TO BE DONE: Swap "plan view" for "top view" throughout the rows below and reproduce them with nothing else altered.

SUPPLIED RECORDS:
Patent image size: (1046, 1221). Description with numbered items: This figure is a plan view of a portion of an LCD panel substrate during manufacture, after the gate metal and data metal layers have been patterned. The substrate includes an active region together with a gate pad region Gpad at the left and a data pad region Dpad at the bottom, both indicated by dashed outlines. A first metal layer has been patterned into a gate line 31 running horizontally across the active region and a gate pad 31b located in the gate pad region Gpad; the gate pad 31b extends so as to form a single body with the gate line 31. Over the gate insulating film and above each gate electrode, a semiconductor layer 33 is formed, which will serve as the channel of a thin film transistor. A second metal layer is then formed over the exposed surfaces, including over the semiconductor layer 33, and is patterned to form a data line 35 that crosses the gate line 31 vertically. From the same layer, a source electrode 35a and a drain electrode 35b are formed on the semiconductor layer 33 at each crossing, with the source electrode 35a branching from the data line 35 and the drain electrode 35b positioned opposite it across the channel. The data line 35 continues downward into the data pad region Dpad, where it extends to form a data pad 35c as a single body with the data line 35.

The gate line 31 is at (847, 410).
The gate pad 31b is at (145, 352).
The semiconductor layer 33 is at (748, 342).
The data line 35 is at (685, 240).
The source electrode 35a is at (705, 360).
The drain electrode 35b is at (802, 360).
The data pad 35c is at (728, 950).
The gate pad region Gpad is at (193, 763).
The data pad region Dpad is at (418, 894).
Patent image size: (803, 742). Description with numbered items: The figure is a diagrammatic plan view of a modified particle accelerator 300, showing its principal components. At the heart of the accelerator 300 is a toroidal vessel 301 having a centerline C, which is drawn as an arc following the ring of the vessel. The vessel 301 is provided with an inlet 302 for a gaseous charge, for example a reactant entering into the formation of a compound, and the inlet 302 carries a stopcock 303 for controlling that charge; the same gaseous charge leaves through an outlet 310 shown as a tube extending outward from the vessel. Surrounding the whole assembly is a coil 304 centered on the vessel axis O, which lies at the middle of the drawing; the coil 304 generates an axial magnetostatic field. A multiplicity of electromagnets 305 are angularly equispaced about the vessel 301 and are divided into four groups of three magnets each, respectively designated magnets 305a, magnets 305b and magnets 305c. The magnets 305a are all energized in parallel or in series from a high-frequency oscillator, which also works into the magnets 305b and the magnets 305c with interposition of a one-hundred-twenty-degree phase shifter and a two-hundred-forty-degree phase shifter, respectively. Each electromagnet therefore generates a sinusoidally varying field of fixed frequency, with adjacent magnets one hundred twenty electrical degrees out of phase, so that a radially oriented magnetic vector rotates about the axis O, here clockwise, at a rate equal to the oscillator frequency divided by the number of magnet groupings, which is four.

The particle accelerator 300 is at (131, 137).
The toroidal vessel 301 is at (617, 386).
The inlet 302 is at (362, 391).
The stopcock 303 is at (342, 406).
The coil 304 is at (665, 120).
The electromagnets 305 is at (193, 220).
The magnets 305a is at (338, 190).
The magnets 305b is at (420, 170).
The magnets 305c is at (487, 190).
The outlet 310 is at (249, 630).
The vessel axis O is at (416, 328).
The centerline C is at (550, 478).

ANSWER TO THE PROBLEM:
Patent image size: (1046, 1221). Description with numbered items: This figure is a top view of a portion of an LCD panel substrate during manufacture, after the gate metal and data metal layers have been patterned. The substrate includes an active region together with a gate pad region Gpad at the left and a data pad region Dpad at the bottom, both indicated by dashed outlines. A first metal layer has been patterned into a gate line 31 running horizontally across the active region and a gate pad 31b located in the gate pad region Gpad; the gate pad 31b extends so as to form a single body with the gate line 31. Over the gate insulating film and above each gate electrode, a semiconductor layer 33 is formed, which will serve as the channel of a thin film transistor. A second metal layer is then formed over the exposed surfaces, including over the semiconductor layer 33, and is patterned to form a data line 35 that crosses the gate line 31 vertically. From the same layer, a source electrode 35a and a drain electrode 35b are formed on the semiconductor layer 33 at each crossing, with the source electrode 35a branching from the data line 35 and the drain electrode 35b positioned opposite it across the channel. The data line 35 continues downward into the data pad region Dpad, where it extends to form a data pad 35c as a single body with the data line 35.

The gate line 31 is at (847, 410).
The gate pad 31b is at (145, 352).
The semiconductor layer 33 is at (748, 342).
The data line 35 is at (685, 240).
The source electrode 35a is at (705, 360).
The drain electrode 35b is at (802, 360).
The data pad 35c is at (728, 950).
The gate pad region Gpad is at (193, 763).
The data pad region Dpad is at (418, 894).
Patent image size: (803, 742). Description with numbered items: The figure is a diagrammatic top view of a modified particle accelerator 300, showing its principal components. At the heart of the accelerator 300 is a toroidal vessel 301 having a centerline C, which is drawn as an arc following the ring of the vessel. The vessel 301 is provided with an inlet 302 for a gaseous charge, for example a reactant entering into the formation of a compound, and the inlet 302 carries a stopcock 303 for controlling that charge; the same gaseous charge leaves through an outlet 310 shown as a tube extending outward from the vessel. Surrounding the whole assembly is a coil 304 centered on the vessel axis O, which lies at the middle of the drawing; the coil 304 generates an axial magnetostatic field. A multiplicity of electromagnets 305 are angularly equispaced about the vessel 301 and are divided into four groups of three magnets each, respectively designated magnets 305a, magnets 305b and magnets 305c. The magnets 305a are all energized in parallel or in series from a high-frequency oscillator, which also works into the magnets 305b and the magnets 305c with interposition of a one-hundred-twenty-degree phase shifter and a two-hundred-forty-degree phase shifter, respectively. Each electromagnet therefore generates a sinusoidally varying field of fixed frequency, with adjacent magnets one hundred twenty electrical degrees out of phase, so that a radially oriented magnetic vector rotates about the axis O, here clockwise, at a rate equal to the oscillator frequency divided by the number of magnet groupings, which is four.

The particle accelerator 300 is at (131, 137).
The toroidal vessel 301 is at (617, 386).
The inlet 302 is at (362, 391).
The stopcock 303 is at (342, 406).
The coil 304 is at (665, 120).
The electromagnets 305 is at (193, 220).
The magnets 305a is at (338, 190).
The magnets 305b is at (420, 170).
The magnets 305c is at (487, 190).
The outlet 310 is at (249, 630).
The vessel axis O is at (416, 328).
The centerline C is at (550, 478).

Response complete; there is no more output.